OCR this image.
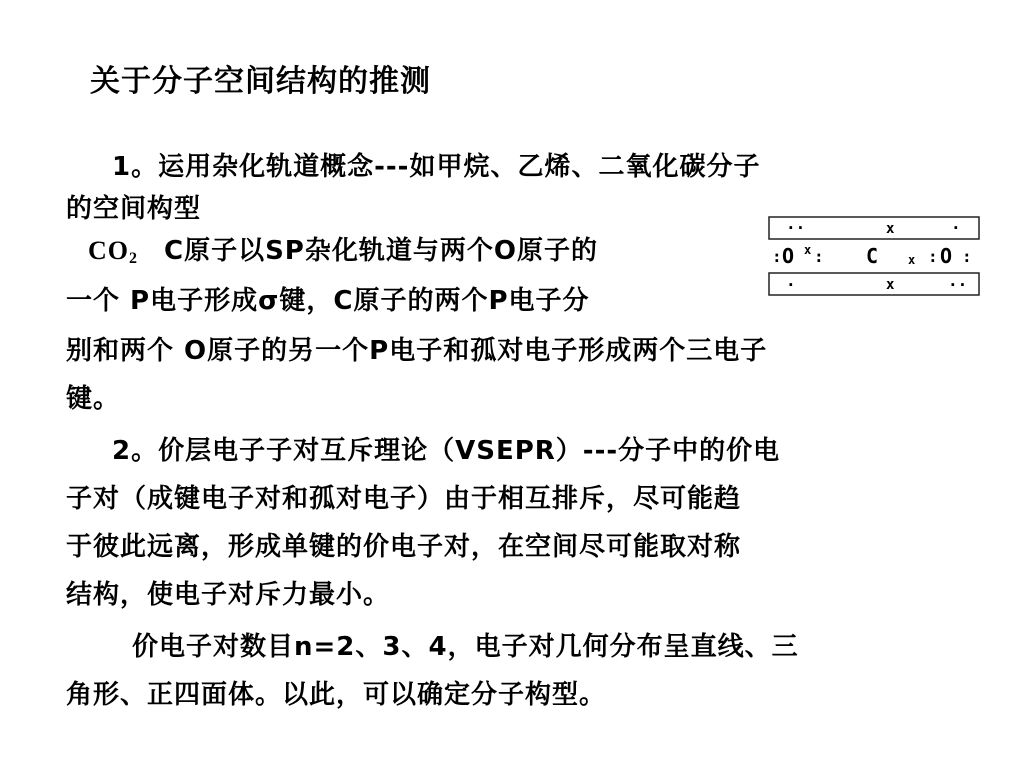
关于分子空间结构的推测
1。运用杂化轨道概念---如甲烷、乙烯、二氧化碳分子
的空间构型
$CO_2$ C原子以SP杂化轨道与两个O原子的
一个 P电子形成σ键，C原子的两个P电子分
别和两个 O原子的另一个P电子和孤对电子形成两个三电子
键。
··	x	·
: O x : C x : O :
·	x	··
2。价层电子子对互斥理论（VSEPR）---分子中的价电
子对（成键电子对和孤对电子）由于相互排斥，尽可能趋
于彼此远离，形成单键的价电子对，在空间尽可能取对称
结构，使电子对斥力最小。
价电子对数目n=2、3、4，电子对几何分布呈直线、三
角形、正四面体。以此，可以确定分子构型。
********************
Reproduce the material word for word. Any pictures should be left out of the copy.

OCR this image.
关于分子空间结构的推测
1。运用杂化轨道概念---如甲烷、乙烯、二氧化碳分子
的空间构型
$CO_2$ C原子以SP杂化轨道与两个O原子的
一个 P电子形成σ键，C原子的两个P电子分
别和两个 O原子的另一个P电子和孤对电子形成两个三电子
键。
··	x	·
: O x : C x : O :
·	x	··
2。价层电子子对互斥理论（VSEPR）---分子中的价电
子对（成键电子对和孤对电子）由于相互排斥，尽可能趋
于彼此远离，形成单键的价电子对，在空间尽可能取对称
结构，使电子对斥力最小。
价电子对数目n=2、3、4，电子对几何分布呈直线、三
角形、正四面体。以此，可以确定分子构型。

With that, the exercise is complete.